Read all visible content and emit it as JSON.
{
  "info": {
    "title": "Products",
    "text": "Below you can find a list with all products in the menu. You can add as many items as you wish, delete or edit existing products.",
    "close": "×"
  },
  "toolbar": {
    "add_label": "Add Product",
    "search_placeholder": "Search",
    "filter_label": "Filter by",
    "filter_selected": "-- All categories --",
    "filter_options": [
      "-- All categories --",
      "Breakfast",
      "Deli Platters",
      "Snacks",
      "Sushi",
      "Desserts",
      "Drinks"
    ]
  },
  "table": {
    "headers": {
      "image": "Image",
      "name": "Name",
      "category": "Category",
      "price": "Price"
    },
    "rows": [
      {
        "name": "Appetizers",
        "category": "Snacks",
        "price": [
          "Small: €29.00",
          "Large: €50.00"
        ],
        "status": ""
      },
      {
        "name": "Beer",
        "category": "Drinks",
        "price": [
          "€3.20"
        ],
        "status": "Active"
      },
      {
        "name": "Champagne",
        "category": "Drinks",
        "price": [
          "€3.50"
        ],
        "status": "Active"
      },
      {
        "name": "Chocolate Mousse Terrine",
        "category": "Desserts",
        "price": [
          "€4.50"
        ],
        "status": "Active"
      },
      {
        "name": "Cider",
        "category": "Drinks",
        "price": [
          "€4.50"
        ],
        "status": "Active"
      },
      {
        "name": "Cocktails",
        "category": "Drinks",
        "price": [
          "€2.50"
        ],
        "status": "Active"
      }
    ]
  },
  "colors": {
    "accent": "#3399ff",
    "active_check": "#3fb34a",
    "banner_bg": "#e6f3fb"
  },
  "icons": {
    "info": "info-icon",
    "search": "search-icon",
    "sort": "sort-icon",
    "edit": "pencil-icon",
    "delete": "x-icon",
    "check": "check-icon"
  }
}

::::

• _WORK TO COMPLETE_
Take the data above and return it exactly.

• _WRITTEN ANSWER_
Read all visible content and emit it as JSON.
{
  "info": {
    "title": "Products",
    "text": "Below you can find a list with all products in the menu. You can add as many items as you wish, delete or edit existing products.",
    "close": "×"
  },
  "toolbar": {
    "add_label": "Add Product",
    "search_placeholder": "Search",
    "filter_label": "Filter by",
    "filter_selected": "-- All categories --",
    "filter_options": [
      "-- All categories --",
      "Breakfast",
      "Deli Platters",
      "Snacks",
      "Sushi",
      "Desserts",
      "Drinks"
    ]
  },
  "table": {
    "headers": {
      "image": "Image",
      "name": "Name",
      "category": "Category",
      "price": "Price"
    },
    "rows": [
      {
        "name": "Appetizers",
        "category": "Snacks",
        "price": [
          "Small: €29.00",
          "Large: €50.00"
        ],
        "status": ""
      },
      {
        "name": "Beer",
        "category": "Drinks",
        "price": [
          "€3.20"
        ],
        "status": "Active"
      },
      {
        "name": "Champagne",
        "category": "Drinks",
        "price": [
          "€3.50"
        ],
        "status": "Active"
      },
      {
        "name": "Chocolate Mousse Terrine",
        "category": "Desserts",
        "price": [
          "€4.50"
        ],
        "status": "Active"
      },
      {
        "name": "Cider",
        "category": "Drinks",
        "price": [
          "€4.50"
        ],
        "status": "Active"
      },
      {
        "name": "Cocktails",
        "category": "Drinks",
        "price": [
          "€2.50"
        ],
        "status": "Active"
      }
    ]
  },
  "colors": {
    "accent": "#3399ff",
    "active_check": "#3fb34a",
    "banner_bg": "#e6f3fb"
  },
  "icons": {
    "info": "info-icon",
    "search": "search-icon",
    "sort": "sort-icon",
    "edit": "pencil-icon",
    "delete": "x-icon",
    "check": "check-icon"
  }
}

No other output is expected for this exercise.